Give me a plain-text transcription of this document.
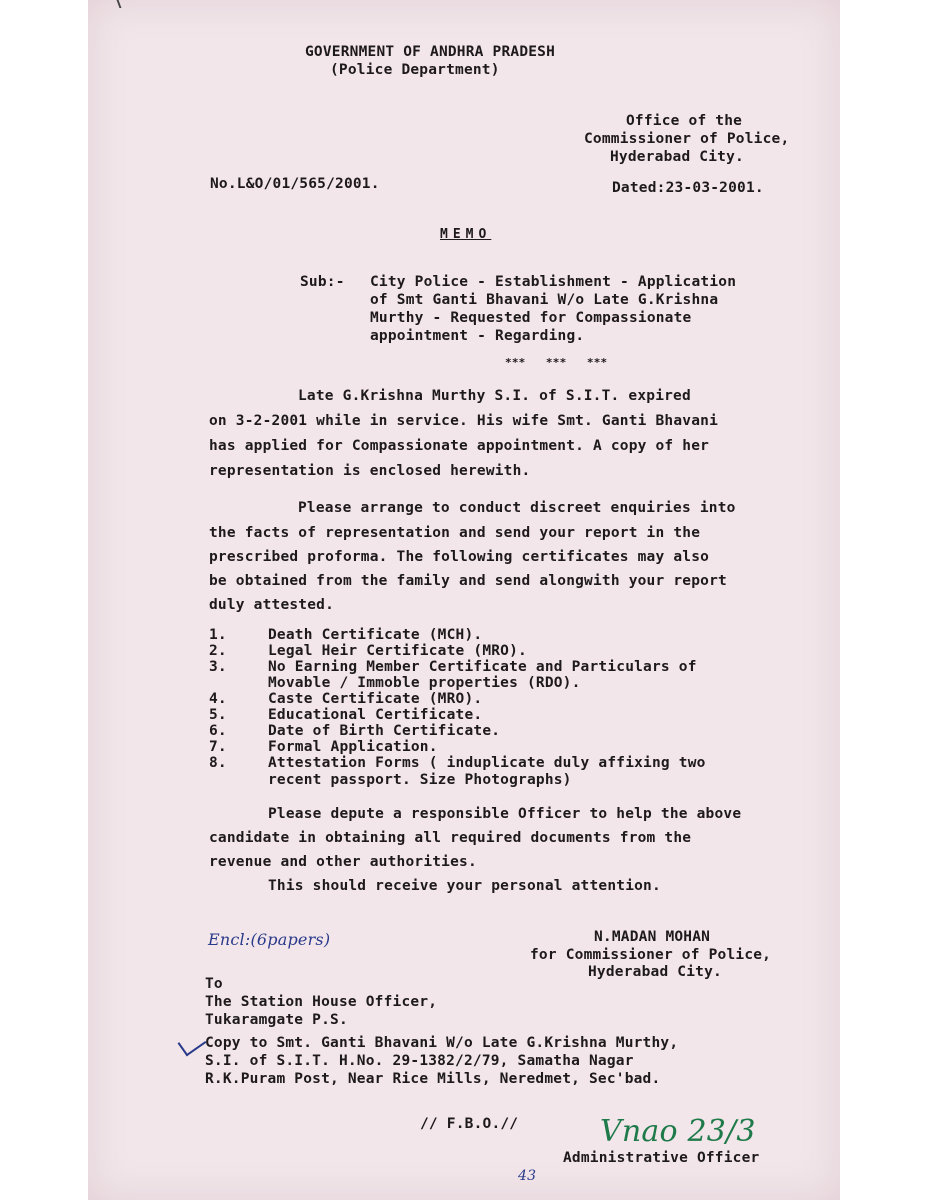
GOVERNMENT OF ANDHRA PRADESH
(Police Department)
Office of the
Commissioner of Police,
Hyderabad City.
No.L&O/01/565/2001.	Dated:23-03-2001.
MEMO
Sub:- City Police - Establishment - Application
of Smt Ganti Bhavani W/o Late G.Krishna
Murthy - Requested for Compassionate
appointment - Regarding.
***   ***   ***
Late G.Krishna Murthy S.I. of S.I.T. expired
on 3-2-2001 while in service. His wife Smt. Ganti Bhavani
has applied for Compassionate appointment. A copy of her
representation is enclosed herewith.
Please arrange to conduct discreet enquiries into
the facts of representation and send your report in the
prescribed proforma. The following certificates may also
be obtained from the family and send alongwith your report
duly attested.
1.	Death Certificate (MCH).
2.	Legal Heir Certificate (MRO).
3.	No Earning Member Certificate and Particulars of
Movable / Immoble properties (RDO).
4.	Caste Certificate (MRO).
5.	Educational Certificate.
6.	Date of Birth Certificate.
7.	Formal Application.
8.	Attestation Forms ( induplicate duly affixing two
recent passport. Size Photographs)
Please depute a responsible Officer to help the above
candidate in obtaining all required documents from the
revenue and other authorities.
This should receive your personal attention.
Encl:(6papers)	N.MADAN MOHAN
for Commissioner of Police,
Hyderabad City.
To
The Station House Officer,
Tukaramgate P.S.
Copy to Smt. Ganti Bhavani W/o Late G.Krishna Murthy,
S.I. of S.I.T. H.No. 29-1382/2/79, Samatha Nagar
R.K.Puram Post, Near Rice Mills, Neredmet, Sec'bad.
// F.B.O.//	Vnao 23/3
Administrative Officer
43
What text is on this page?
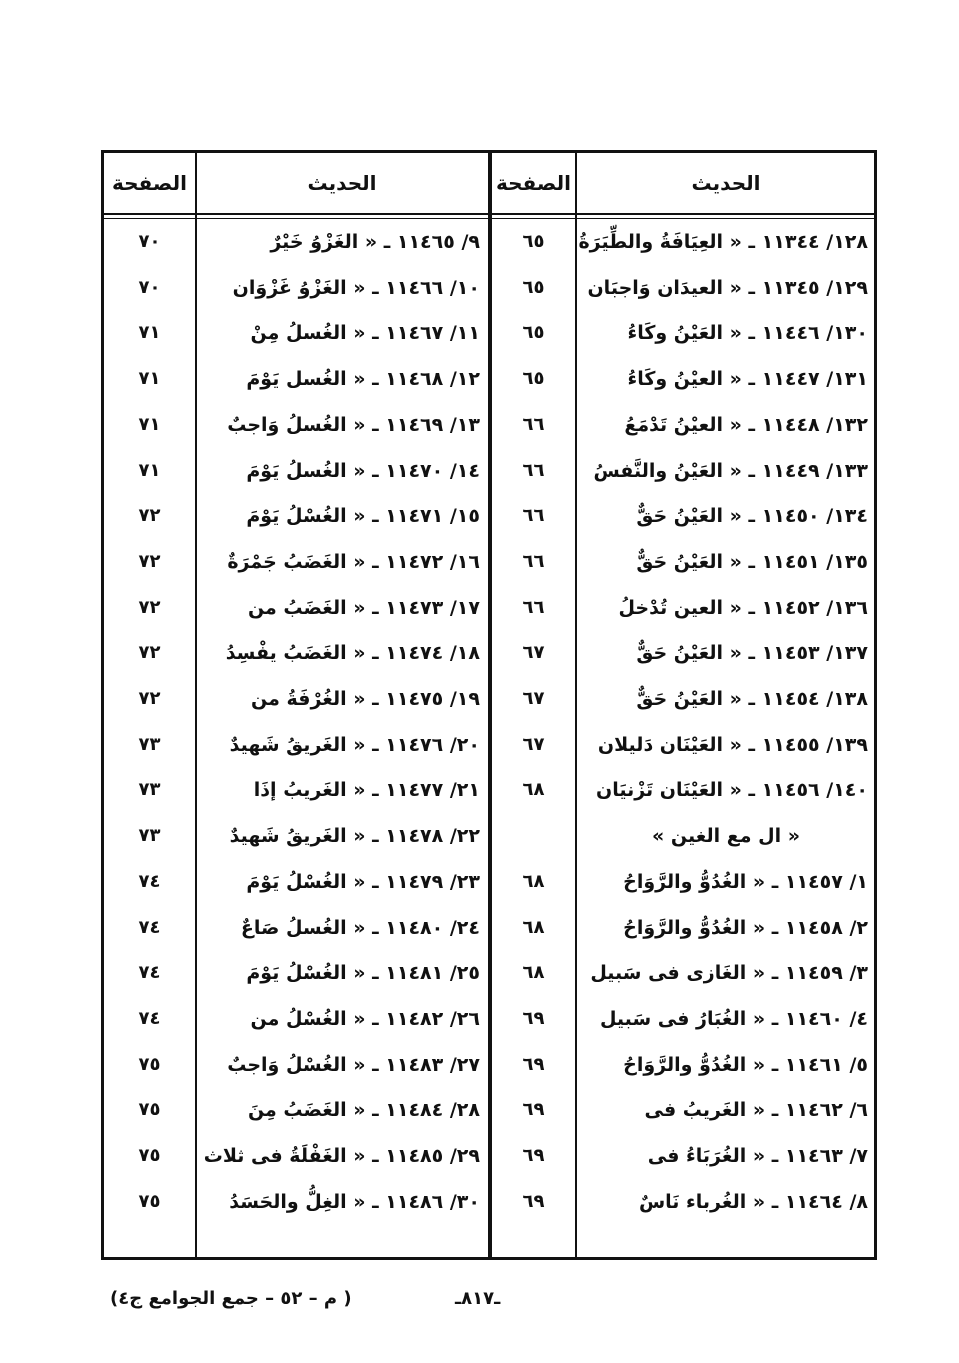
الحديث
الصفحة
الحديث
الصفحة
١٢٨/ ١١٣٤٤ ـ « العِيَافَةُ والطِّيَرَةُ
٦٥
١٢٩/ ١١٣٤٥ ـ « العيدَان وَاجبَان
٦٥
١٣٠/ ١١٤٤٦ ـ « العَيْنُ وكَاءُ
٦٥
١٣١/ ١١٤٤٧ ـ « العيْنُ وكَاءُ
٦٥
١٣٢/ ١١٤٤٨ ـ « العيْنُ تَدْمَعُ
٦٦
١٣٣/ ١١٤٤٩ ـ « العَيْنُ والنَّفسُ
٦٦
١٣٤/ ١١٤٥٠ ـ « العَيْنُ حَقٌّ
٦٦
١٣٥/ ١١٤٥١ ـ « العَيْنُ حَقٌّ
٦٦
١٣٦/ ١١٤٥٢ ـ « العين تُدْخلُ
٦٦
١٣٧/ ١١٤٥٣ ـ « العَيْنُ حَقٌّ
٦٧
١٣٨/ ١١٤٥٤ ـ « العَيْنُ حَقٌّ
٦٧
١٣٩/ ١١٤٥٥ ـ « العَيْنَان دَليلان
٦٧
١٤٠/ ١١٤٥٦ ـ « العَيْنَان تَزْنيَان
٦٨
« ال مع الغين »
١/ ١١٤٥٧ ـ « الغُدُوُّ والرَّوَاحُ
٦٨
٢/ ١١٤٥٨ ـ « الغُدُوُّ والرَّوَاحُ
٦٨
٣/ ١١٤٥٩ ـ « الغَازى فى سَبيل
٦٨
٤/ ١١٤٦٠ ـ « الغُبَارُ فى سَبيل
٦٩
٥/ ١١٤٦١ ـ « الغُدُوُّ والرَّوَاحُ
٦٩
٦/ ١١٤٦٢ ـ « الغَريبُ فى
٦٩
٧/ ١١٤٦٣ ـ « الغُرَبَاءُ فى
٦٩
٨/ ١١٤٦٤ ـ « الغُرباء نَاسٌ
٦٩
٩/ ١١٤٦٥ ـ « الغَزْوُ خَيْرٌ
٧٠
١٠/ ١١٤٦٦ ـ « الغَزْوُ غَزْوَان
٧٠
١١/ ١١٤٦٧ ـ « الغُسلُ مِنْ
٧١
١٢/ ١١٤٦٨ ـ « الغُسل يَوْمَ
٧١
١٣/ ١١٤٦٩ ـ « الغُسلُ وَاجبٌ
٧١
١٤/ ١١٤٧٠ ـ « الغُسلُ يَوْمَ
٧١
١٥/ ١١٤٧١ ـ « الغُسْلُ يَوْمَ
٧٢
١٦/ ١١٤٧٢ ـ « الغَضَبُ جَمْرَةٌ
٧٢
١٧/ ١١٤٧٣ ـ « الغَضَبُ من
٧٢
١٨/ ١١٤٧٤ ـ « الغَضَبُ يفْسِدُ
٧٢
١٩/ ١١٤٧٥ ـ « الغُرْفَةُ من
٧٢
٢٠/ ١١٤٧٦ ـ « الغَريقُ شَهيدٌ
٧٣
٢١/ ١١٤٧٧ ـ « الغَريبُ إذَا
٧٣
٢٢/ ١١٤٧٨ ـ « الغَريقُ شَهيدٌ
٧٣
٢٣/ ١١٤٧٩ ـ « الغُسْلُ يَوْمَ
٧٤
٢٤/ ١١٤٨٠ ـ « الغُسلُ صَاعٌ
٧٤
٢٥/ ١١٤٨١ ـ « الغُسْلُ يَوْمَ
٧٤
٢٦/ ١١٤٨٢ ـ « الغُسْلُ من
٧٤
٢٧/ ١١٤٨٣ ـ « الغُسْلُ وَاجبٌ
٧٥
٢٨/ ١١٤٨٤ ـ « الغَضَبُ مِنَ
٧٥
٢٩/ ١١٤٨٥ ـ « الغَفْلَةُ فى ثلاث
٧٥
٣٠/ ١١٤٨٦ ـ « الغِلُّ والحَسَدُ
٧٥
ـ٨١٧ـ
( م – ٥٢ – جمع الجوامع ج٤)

• **Given instruction**: In the entries above, identify every line with the word "representation". Copy those lines.

• **The response**:
representation is enclosed herewith.
the facts of representation and send your report in the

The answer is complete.